Instruction
Copy out each line exactly as it appears.

Records for processing
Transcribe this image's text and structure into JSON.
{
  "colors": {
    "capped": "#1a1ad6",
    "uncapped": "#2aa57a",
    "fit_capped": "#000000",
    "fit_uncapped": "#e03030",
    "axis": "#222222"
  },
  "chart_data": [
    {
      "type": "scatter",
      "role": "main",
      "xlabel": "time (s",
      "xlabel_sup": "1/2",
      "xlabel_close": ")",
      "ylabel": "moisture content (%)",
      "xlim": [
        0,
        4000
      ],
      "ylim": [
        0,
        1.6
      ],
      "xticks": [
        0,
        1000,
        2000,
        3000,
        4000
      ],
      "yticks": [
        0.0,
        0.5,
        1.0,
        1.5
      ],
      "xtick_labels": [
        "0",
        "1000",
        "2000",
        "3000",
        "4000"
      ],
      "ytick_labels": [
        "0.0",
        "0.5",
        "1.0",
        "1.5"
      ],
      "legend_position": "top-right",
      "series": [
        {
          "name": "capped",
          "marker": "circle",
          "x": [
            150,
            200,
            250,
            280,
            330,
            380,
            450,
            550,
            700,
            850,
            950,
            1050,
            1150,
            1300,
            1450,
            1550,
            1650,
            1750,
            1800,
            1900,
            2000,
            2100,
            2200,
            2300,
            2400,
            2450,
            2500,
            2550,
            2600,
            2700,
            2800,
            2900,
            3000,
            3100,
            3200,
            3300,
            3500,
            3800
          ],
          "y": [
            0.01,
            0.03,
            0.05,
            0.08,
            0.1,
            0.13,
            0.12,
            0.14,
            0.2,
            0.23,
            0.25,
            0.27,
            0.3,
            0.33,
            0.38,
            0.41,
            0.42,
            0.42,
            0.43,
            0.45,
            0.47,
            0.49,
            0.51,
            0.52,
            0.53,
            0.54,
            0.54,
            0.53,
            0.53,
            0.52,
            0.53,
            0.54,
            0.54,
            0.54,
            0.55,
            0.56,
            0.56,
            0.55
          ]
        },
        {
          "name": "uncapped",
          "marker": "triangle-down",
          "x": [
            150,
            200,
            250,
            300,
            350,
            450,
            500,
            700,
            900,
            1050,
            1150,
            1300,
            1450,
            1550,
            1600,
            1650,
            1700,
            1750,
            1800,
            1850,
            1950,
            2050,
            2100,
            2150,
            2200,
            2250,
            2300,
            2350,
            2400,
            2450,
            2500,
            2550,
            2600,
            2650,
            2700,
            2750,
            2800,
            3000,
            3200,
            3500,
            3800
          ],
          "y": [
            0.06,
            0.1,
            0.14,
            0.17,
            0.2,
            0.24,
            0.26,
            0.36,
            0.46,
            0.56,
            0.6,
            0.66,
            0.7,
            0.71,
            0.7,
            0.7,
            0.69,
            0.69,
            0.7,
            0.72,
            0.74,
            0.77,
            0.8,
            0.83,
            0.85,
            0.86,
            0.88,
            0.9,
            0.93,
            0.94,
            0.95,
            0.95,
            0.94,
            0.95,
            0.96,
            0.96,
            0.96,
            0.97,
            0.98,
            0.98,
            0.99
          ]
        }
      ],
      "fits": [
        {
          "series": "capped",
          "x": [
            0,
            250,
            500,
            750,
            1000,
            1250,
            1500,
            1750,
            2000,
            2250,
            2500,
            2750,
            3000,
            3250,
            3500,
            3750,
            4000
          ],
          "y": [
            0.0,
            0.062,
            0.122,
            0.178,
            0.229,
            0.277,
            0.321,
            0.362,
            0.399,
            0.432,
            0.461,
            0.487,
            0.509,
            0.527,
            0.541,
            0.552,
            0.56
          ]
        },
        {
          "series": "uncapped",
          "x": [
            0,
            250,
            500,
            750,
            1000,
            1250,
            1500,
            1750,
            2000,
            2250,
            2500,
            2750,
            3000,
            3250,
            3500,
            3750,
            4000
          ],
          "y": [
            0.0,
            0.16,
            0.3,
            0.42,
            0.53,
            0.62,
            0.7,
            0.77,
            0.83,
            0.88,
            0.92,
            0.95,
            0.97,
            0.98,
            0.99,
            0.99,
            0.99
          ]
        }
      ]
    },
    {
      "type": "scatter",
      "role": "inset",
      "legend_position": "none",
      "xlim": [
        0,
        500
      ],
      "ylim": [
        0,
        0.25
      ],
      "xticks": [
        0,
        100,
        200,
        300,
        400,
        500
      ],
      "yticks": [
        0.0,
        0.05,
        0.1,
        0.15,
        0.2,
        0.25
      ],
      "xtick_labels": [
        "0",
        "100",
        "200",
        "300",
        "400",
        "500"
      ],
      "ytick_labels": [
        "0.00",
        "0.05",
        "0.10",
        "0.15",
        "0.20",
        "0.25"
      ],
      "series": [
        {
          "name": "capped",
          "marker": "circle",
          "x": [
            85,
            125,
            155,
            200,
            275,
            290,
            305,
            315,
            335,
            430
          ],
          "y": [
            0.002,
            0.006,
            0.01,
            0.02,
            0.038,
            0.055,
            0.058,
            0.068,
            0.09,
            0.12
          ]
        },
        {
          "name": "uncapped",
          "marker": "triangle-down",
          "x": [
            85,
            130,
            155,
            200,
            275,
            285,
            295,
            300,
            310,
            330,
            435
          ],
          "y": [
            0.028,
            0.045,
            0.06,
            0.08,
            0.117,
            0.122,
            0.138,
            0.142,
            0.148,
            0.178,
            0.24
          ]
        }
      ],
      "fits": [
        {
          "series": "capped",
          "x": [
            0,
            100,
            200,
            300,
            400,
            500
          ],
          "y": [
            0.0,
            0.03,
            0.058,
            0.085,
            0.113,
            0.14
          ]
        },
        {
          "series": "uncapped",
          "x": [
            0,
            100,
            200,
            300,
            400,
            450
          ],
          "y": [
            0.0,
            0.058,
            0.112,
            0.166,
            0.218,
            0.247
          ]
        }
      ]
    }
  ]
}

Finished exercise
Transcribe this image's text and structure into JSON.
{
  "colors": {
    "capped": "#1a1ad6",
    "uncapped": "#2aa57a",
    "fit_capped": "#000000",
    "fit_uncapped": "#e03030",
    "axis": "#222222"
  },
  "chart_data": [
    {
      "type": "scatter",
      "role": "main",
      "xlabel": "time (s",
      "xlabel_sup": "1/2",
      "xlabel_close": ")",
      "ylabel": "moisture content (%)",
      "xlim": [
        0,
        4000
      ],
      "ylim": [
        0,
        1.6
      ],
      "xticks": [
        0,
        1000,
        2000,
        3000,
        4000
      ],
      "yticks": [
        0.0,
        0.5,
        1.0,
        1.5
      ],
      "xtick_labels": [
        "0",
        "1000",
        "2000",
        "3000",
        "4000"
      ],
      "ytick_labels": [
        "0.0",
        "0.5",
        "1.0",
        "1.5"
      ],
      "legend_position": "top-right",
      "series": [
        {
          "name": "capped",
          "marker": "circle",
          "x": [
            150,
            200,
            250,
            280,
            330,
            380,
            450,
            550,
            700,
            850,
            950,
            1050,
            1150,
            1300,
            1450,
            1550,
            1650,
            1750,
            1800,
            1900,
            2000,
            2100,
            2200,
            2300,
            2400,
            2450,
            2500,
            2550,
            2600,
            2700,
            2800,
            2900,
            3000,
            3100,
            3200,
            3300,
            3500,
            3800
          ],
          "y": [
            0.01,
            0.03,
            0.05,
            0.08,
            0.1,
            0.13,
            0.12,
            0.14,
            0.2,
            0.23,
            0.25,
            0.27,
            0.3,
            0.33,
            0.38,
            0.41,
            0.42,
            0.42,
            0.43,
            0.45,
            0.47,
            0.49,
            0.51,
            0.52,
            0.53,
            0.54,
            0.54,
            0.53,
            0.53,
            0.52,
            0.53,
            0.54,
            0.54,
            0.54,
            0.55,
            0.56,
            0.56,
            0.55
          ]
        },
        {
          "name": "uncapped",
          "marker": "triangle-down",
          "x": [
            150,
            200,
            250,
            300,
            350,
            450,
            500,
            700,
            900,
            1050,
            1150,
            1300,
            1450,
            1550,
            1600,
            1650,
            1700,
            1750,
            1800,
            1850,
            1950,
            2050,
            2100,
            2150,
            2200,
            2250,
            2300,
            2350,
            2400,
            2450,
            2500,
            2550,
            2600,
            2650,
            2700,
            2750,
            2800,
            3000,
            3200,
            3500,
            3800
          ],
          "y": [
            0.06,
            0.1,
            0.14,
            0.17,
            0.2,
            0.24,
            0.26,
            0.36,
            0.46,
            0.56,
            0.6,
            0.66,
            0.7,
            0.71,
            0.7,
            0.7,
            0.69,
            0.69,
            0.7,
            0.72,
            0.74,
            0.77,
            0.8,
            0.83,
            0.85,
            0.86,
            0.88,
            0.9,
            0.93,
            0.94,
            0.95,
            0.95,
            0.94,
            0.95,
            0.96,
            0.96,
            0.96,
            0.97,
            0.98,
            0.98,
            0.99
          ]
        }
      ],
      "fits": [
        {
          "series": "capped",
          "x": [
            0,
            250,
            500,
            750,
            1000,
            1250,
            1500,
            1750,
            2000,
            2250,
            2500,
            2750,
            3000,
            3250,
            3500,
            3750,
            4000
          ],
          "y": [
            0.0,
            0.062,
            0.122,
            0.178,
            0.229,
            0.277,
            0.321,
            0.362,
            0.399,
            0.432,
            0.461,
            0.487,
            0.509,
            0.527,
            0.541,
            0.552,
            0.56
          ]
        },
        {
          "series": "uncapped",
          "x": [
            0,
            250,
            500,
            750,
            1000,
            1250,
            1500,
            1750,
            2000,
            2250,
            2500,
            2750,
            3000,
            3250,
            3500,
            3750,
            4000
          ],
          "y": [
            0.0,
            0.16,
            0.3,
            0.42,
            0.53,
            0.62,
            0.7,
            0.77,
            0.83,
            0.88,
            0.92,
            0.95,
            0.97,
            0.98,
            0.99,
            0.99,
            0.99
          ]
        }
      ]
    },
    {
      "type": "scatter",
      "role": "inset",
      "legend_position": "none",
      "xlim": [
        0,
        500
      ],
      "ylim": [
        0,
        0.25
      ],
      "xticks": [
        0,
        100,
        200,
        300,
        400,
        500
      ],
      "yticks": [
        0.0,
        0.05,
        0.1,
        0.15,
        0.2,
        0.25
      ],
      "xtick_labels": [
        "0",
        "100",
        "200",
        "300",
        "400",
        "500"
      ],
      "ytick_labels": [
        "0.00",
        "0.05",
        "0.10",
        "0.15",
        "0.20",
        "0.25"
      ],
      "series": [
        {
          "name": "capped",
          "marker": "circle",
          "x": [
            85,
            125,
            155,
            200,
            275,
            290,
            305,
            315,
            335,
            430
          ],
          "y": [
            0.002,
            0.006,
            0.01,
            0.02,
            0.038,
            0.055,
            0.058,
            0.068,
            0.09,
            0.12
          ]
        },
        {
          "name": "uncapped",
          "marker": "triangle-down",
          "x": [
            85,
            130,
            155,
            200,
            275,
            285,
            295,
            300,
            310,
            330,
            435
          ],
          "y": [
            0.028,
            0.045,
            0.06,
            0.08,
            0.117,
            0.122,
            0.138,
            0.142,
            0.148,
            0.178,
            0.24
          ]
        }
      ],
      "fits": [
        {
          "series": "capped",
          "x": [
            0,
            100,
            200,
            300,
            400,
            500
          ],
          "y": [
            0.0,
            0.03,
            0.058,
            0.085,
            0.113,
            0.14
          ]
        },
        {
          "series": "uncapped",
          "x": [
            0,
            100,
            200,
            300,
            400,
            450
          ],
          "y": [
            0.0,
            0.058,
            0.112,
            0.166,
            0.218,
            0.247
          ]
        }
      ]
    }
  ]
}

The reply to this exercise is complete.